» **WRITTEN EXERCISE**: Please quote every line word for word.

## begin RAW DATA

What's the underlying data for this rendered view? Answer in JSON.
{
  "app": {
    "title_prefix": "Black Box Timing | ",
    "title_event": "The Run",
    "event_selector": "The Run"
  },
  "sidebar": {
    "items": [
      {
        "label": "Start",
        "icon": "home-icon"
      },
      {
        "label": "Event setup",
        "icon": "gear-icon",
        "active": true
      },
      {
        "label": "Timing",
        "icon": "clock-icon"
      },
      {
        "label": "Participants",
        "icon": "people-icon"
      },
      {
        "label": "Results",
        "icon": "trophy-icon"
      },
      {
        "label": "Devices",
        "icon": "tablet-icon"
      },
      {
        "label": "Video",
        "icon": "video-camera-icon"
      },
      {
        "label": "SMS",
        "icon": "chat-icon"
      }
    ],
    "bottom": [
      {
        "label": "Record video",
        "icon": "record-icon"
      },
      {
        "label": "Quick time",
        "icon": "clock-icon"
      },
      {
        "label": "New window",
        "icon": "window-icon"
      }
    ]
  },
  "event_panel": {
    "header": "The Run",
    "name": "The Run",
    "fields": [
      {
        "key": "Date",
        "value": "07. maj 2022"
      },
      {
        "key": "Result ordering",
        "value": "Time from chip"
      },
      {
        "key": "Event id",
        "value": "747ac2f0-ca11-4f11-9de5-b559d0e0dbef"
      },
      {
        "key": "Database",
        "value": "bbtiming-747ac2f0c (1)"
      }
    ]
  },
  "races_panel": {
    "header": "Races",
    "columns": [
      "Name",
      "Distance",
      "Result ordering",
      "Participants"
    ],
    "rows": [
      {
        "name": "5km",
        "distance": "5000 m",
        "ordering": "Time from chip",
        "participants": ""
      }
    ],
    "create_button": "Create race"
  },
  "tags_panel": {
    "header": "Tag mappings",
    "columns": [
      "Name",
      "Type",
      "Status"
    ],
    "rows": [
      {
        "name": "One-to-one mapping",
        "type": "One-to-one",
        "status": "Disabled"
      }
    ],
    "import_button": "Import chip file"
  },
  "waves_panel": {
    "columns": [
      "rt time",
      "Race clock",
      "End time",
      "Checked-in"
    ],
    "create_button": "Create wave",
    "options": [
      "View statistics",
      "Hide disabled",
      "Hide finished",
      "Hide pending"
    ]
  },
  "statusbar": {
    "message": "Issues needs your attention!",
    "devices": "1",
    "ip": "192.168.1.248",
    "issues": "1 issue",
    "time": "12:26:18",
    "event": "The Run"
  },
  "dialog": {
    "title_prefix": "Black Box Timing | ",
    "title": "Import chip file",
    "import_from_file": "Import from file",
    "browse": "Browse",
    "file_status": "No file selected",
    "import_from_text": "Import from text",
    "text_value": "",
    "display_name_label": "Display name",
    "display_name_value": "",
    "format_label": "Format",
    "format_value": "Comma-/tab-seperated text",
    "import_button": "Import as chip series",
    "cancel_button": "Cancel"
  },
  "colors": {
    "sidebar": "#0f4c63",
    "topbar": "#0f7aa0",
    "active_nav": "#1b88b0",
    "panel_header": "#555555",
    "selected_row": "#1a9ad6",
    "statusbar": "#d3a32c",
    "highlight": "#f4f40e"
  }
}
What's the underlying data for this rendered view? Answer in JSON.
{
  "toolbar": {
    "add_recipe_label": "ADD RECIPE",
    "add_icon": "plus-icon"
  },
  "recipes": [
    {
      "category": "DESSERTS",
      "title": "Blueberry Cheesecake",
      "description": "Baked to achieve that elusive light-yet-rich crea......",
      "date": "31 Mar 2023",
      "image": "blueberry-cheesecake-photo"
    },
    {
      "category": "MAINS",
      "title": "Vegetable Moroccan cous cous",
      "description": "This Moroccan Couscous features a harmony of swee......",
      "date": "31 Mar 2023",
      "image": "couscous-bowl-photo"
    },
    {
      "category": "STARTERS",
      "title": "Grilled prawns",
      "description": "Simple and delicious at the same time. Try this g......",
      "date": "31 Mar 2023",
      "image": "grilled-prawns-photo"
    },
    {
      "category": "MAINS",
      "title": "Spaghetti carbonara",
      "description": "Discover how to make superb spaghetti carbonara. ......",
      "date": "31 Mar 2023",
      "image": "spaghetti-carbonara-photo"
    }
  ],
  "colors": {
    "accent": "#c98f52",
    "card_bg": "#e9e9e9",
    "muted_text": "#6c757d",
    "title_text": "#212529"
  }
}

## end RAW DATA

» **THE RESPONSE**:
What's the underlying data for this rendered view? Answer in JSON.
{
  "app": {
    "title_prefix": "Black Box Timing | ",
    "title_event": "The Run",
    "event_selector": "The Run"
  },
  "sidebar": {
    "items": [
      {
        "label": "Start",
        "icon": "home-icon"
      },
      {
        "label": "Event setup",
        "icon": "gear-icon",
        "active": true
      },
      {
        "label": "Timing",
        "icon": "clock-icon"
      },
      {
        "label": "Participants",
        "icon": "people-icon"
      },
      {
        "label": "Results",
        "icon": "trophy-icon"
      },
      {
        "label": "Devices",
        "icon": "tablet-icon"
      },
      {
        "label": "Video",
        "icon": "video-camera-icon"
      },
      {
        "label": "SMS",
        "icon": "chat-icon"
      }
    ],
    "bottom": [
      {
        "label": "Record video",
        "icon": "record-icon"
      },
      {
        "label": "Quick time",
        "icon": "clock-icon"
      },
      {
        "label": "New window",
        "icon": "window-icon"
      }
    ]
  },
  "event_panel": {
    "header": "The Run",
    "name": "The Run",
    "fields": [
      {
        "key": "Date",
        "value": "07. maj 2022"
      },
      {
        "key": "Result ordering",
        "value": "Time from chip"
      },
      {
        "key": "Event id",
        "value": "747ac2f0-ca11-4f11-9de5-b559d0e0dbef"
      },
      {
        "key": "Database",
        "value": "bbtiming-747ac2f0c (1)"
      }
    ]
  },
  "races_panel": {
    "header": "Races",
    "columns": [
      "Name",
      "Distance",
      "Result ordering",
      "Participants"
    ],
    "rows": [
      {
        "name": "5km",
        "distance": "5000 m",
        "ordering": "Time from chip",
        "participants": ""
      }
    ],
    "create_button": "Create race"
  },
  "tags_panel": {
    "header": "Tag mappings",
    "columns": [
      "Name",
      "Type",
      "Status"
    ],
    "rows": [
      {
        "name": "One-to-one mapping",
        "type": "One-to-one",
        "status": "Disabled"
      }
    ],
    "import_button": "Import chip file"
  },
  "waves_panel": {
    "columns": [
      "rt time",
      "Race clock",
      "End time",
      "Checked-in"
    ],
    "create_button": "Create wave",
    "options": [
      "View statistics",
      "Hide disabled",
      "Hide finished",
      "Hide pending"
    ]
  },
  "statusbar": {
    "message": "Issues needs your attention!",
    "devices": "1",
    "ip": "192.168.1.248",
    "issues": "1 issue",
    "time": "12:26:18",
    "event": "The Run"
  },
  "dialog": {
    "title_prefix": "Black Box Timing | ",
    "title": "Import chip file",
    "import_from_file": "Import from file",
    "browse": "Browse",
    "file_status": "No file selected",
    "import_from_text": "Import from text",
    "text_value": "",
    "display_name_label": "Display name",
    "display_name_value": "",
    "format_label": "Format",
    "format_value": "Comma-/tab-seperated text",
    "import_button": "Import as chip series",
    "cancel_button": "Cancel"
  },
  "colors": {
    "sidebar": "#0f4c63",
    "topbar": "#0f7aa0",
    "active_nav": "#1b88b0",
    "panel_header": "#555555",
    "selected_row": "#1a9ad6",
    "statusbar": "#d3a32c",
    "highlight": "#f4f40e"
  }
}
What's the underlying data for this rendered view? Answer in JSON.
{
  "toolbar": {
    "add_recipe_label": "ADD RECIPE",
    "add_icon": "plus-icon"
  },
  "recipes": [
    {
      "category": "DESSERTS",
      "title": "Blueberry Cheesecake",
      "description": "Baked to achieve that elusive light-yet-rich crea......",
      "date": "31 Mar 2023",
      "image": "blueberry-cheesecake-photo"
    },
    {
      "category": "MAINS",
      "title": "Vegetable Moroccan cous cous",
      "description": "This Moroccan Couscous features a harmony of swee......",
      "date": "31 Mar 2023",
      "image": "couscous-bowl-photo"
    },
    {
      "category": "STARTERS",
      "title": "Grilled prawns",
      "description": "Simple and delicious at the same time. Try this g......",
      "date": "31 Mar 2023",
      "image": "grilled-prawns-photo"
    },
    {
      "category": "MAINS",
      "title": "Spaghetti carbonara",
      "description": "Discover how to make superb spaghetti carbonara. ......",
      "date": "31 Mar 2023",
      "image": "spaghetti-carbonara-photo"
    }
  ],
  "colors": {
    "accent": "#c98f52",
    "card_bg": "#e9e9e9",
    "muted_text": "#6c757d",
    "title_text": "#212529"
  }
}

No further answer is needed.